**Goal of the exercise:** Return all lines with the word "name" in them.

········

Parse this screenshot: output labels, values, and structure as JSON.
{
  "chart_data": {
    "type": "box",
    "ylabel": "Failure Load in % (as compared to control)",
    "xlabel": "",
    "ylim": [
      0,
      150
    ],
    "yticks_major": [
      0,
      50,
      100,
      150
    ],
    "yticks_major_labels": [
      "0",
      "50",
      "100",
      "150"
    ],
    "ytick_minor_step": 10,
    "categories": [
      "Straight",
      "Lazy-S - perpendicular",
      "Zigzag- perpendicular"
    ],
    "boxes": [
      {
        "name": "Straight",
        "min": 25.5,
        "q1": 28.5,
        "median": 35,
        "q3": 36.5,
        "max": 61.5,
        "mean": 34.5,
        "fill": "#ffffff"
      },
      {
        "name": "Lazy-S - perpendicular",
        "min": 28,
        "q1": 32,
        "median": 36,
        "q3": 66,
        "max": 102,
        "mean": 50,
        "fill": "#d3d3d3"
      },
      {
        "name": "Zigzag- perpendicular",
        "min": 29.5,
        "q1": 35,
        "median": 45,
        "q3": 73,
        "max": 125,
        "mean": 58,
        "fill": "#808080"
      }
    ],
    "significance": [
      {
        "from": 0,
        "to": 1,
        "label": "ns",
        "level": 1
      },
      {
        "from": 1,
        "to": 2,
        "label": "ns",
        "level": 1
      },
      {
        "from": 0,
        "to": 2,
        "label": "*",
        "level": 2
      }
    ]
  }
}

········

**Written solution:**
        "name": "Straight",
        "name": "Lazy-S - perpendicular",
        "name": "Zigzag- perpendicular",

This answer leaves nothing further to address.